▶ [REQUEST]: Pull every line containing "this" from the entries.

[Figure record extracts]
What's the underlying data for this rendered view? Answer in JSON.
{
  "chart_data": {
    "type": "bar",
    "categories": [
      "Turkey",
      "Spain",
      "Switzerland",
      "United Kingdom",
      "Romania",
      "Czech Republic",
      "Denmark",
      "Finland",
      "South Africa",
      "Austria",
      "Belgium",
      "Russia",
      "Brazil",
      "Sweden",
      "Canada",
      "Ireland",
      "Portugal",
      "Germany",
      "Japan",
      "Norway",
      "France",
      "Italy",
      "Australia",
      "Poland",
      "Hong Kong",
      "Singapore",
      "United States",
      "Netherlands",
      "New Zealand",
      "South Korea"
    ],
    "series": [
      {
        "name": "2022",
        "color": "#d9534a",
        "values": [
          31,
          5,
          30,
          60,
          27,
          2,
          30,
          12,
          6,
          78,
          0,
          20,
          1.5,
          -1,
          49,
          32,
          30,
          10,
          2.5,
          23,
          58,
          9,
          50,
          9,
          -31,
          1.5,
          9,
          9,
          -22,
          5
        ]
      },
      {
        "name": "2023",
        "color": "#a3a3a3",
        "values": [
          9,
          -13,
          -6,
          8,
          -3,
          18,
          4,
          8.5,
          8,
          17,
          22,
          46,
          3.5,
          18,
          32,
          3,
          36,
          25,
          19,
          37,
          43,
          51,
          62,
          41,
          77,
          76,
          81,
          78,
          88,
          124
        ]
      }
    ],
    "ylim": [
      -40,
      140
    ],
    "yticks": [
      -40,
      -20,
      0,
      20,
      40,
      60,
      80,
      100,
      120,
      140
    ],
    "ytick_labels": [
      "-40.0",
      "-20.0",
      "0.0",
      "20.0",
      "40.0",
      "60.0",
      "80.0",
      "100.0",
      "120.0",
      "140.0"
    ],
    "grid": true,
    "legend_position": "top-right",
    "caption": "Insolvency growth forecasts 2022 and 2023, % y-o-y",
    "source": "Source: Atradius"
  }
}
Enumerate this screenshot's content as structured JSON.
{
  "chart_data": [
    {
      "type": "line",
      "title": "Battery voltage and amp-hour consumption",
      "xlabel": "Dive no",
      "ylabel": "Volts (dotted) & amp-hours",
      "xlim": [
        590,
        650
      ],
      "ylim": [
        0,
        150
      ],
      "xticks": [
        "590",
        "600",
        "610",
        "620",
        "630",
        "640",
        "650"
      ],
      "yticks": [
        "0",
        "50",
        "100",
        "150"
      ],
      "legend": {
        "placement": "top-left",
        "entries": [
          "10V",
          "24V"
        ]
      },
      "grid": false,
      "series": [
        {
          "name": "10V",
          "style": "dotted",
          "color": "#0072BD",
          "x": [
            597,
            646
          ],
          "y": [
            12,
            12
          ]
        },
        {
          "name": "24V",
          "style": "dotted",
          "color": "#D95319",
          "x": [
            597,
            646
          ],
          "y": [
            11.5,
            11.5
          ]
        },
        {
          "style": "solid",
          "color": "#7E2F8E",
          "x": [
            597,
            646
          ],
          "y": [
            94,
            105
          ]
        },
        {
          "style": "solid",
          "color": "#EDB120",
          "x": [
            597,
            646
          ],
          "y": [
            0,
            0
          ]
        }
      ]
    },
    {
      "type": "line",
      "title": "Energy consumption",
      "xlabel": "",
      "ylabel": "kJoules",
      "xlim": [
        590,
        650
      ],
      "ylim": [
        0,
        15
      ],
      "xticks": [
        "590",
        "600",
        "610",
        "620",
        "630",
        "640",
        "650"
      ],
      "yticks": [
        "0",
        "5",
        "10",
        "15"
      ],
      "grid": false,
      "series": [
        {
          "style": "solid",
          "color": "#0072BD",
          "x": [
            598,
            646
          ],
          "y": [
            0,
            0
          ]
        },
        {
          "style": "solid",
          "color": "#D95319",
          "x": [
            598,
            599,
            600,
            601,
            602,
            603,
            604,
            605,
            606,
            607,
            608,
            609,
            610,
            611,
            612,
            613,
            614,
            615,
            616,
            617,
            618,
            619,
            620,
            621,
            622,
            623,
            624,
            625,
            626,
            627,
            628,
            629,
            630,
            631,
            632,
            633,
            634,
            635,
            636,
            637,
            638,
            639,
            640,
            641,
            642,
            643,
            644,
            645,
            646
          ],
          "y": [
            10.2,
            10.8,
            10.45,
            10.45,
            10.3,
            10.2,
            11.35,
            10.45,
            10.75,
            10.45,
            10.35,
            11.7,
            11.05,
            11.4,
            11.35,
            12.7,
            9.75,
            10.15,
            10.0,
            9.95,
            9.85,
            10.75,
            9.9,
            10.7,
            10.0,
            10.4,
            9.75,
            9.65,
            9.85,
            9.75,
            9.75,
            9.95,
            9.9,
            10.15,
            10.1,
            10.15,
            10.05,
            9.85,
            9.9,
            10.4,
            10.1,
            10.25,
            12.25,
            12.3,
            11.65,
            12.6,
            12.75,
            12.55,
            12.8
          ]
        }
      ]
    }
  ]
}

▶ [CORRECT ANSWER]:
What's the underlying data for this rendered view? Answer in JSON.
Enumerate this screenshot's content as structured JSON.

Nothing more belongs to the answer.